WHAT TO DO = Copy all records verbatim.

DATA FOR THE TASK =
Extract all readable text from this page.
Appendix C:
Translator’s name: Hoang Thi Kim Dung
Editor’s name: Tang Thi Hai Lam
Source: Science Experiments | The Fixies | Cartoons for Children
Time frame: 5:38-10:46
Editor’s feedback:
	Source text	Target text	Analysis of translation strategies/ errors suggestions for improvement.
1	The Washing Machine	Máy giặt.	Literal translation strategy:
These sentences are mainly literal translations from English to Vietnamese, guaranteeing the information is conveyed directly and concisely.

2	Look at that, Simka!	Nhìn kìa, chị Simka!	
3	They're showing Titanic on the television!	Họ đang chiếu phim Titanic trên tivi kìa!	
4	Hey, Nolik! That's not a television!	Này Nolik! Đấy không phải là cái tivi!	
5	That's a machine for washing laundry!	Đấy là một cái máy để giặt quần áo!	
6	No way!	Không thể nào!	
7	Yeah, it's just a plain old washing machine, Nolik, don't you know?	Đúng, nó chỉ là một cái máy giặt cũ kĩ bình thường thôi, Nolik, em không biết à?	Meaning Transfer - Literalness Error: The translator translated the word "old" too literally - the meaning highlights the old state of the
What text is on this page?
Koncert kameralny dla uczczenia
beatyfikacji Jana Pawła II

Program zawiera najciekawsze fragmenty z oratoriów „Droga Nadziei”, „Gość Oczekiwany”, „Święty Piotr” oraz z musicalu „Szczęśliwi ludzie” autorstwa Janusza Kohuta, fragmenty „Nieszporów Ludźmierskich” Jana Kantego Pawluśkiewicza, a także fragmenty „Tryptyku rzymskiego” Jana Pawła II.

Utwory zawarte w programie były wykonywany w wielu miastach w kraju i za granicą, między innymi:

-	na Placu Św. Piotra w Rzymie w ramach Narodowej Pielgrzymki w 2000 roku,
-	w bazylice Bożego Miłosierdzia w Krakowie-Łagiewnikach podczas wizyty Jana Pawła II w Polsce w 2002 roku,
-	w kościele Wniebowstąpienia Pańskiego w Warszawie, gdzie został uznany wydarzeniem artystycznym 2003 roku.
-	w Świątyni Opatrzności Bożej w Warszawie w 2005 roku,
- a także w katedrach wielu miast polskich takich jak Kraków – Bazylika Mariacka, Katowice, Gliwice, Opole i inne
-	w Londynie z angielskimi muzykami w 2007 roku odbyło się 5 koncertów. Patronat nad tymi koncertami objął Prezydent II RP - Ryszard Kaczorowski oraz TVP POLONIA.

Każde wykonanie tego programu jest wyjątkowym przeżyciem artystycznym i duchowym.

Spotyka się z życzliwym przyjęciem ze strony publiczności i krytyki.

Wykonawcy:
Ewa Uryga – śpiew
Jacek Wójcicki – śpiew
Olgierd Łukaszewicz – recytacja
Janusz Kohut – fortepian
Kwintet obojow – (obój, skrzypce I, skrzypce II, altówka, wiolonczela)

RESPONSE =
Extract all readable text from this page.
Appendix C:
Translator’s name: Hoang Thi Kim Dung
Editor’s name: Tang Thi Hai Lam
Source: Science Experiments | The Fixies | Cartoons for Children
Time frame: 5:38-10:46
Editor’s feedback:
	Source text	Target text	Analysis of translation strategies/ errors suggestions for improvement.
1	The Washing Machine	Máy giặt.	Literal translation strategy:
These sentences are mainly literal translations from English to Vietnamese, guaranteeing the information is conveyed directly and concisely.

2	Look at that, Simka!	Nhìn kìa, chị Simka!	
3	They're showing Titanic on the television!	Họ đang chiếu phim Titanic trên tivi kìa!	
4	Hey, Nolik! That's not a television!	Này Nolik! Đấy không phải là cái tivi!	
5	That's a machine for washing laundry!	Đấy là một cái máy để giặt quần áo!	
6	No way!	Không thể nào!	
7	Yeah, it's just a plain old washing machine, Nolik, don't you know?	Đúng, nó chỉ là một cái máy giặt cũ kĩ bình thường thôi, Nolik, em không biết à?	Meaning Transfer - Literalness Error: The translator translated the word "old" too literally - the meaning highlights the old state of the
What text is on this page?
Koncert kameralny dla uczczenia
beatyfikacji Jana Pawła II

Program zawiera najciekawsze fragmenty z oratoriów „Droga Nadziei”, „Gość Oczekiwany”, „Święty Piotr” oraz z musicalu „Szczęśliwi ludzie” autorstwa Janusza Kohuta, fragmenty „Nieszporów Ludźmierskich” Jana Kantego Pawluśkiewicza, a także fragmenty „Tryptyku rzymskiego” Jana Pawła II.

Utwory zawarte w programie były wykonywany w wielu miastach w kraju i za granicą, między innymi:

-	na Placu Św. Piotra w Rzymie w ramach Narodowej Pielgrzymki w 2000 roku,
-	w bazylice Bożego Miłosierdzia w Krakowie-Łagiewnikach podczas wizyty Jana Pawła II w Polsce w 2002 roku,
-	w kościele Wniebowstąpienia Pańskiego w Warszawie, gdzie został uznany wydarzeniem artystycznym 2003 roku.
-	w Świątyni Opatrzności Bożej w Warszawie w 2005 roku,
- a także w katedrach wielu miast polskich takich jak Kraków – Bazylika Mariacka, Katowice, Gliwice, Opole i inne
-	w Londynie z angielskimi muzykami w 2007 roku odbyło się 5 koncertów. Patronat nad tymi koncertami objął Prezydent II RP - Ryszard Kaczorowski oraz TVP POLONIA.

Każde wykonanie tego programu jest wyjątkowym przeżyciem artystycznym i duchowym.

Spotyka się z życzliwym przyjęciem ze strony publiczności i krytyki.

Wykonawcy:
Ewa Uryga – śpiew
Jacek Wójcicki – śpiew
Olgierd Łukaszewicz – recytacja
Janusz Kohut – fortepian
Kwintet obojow – (obój, skrzypce I, skrzypce II, altówka, wiolonczela)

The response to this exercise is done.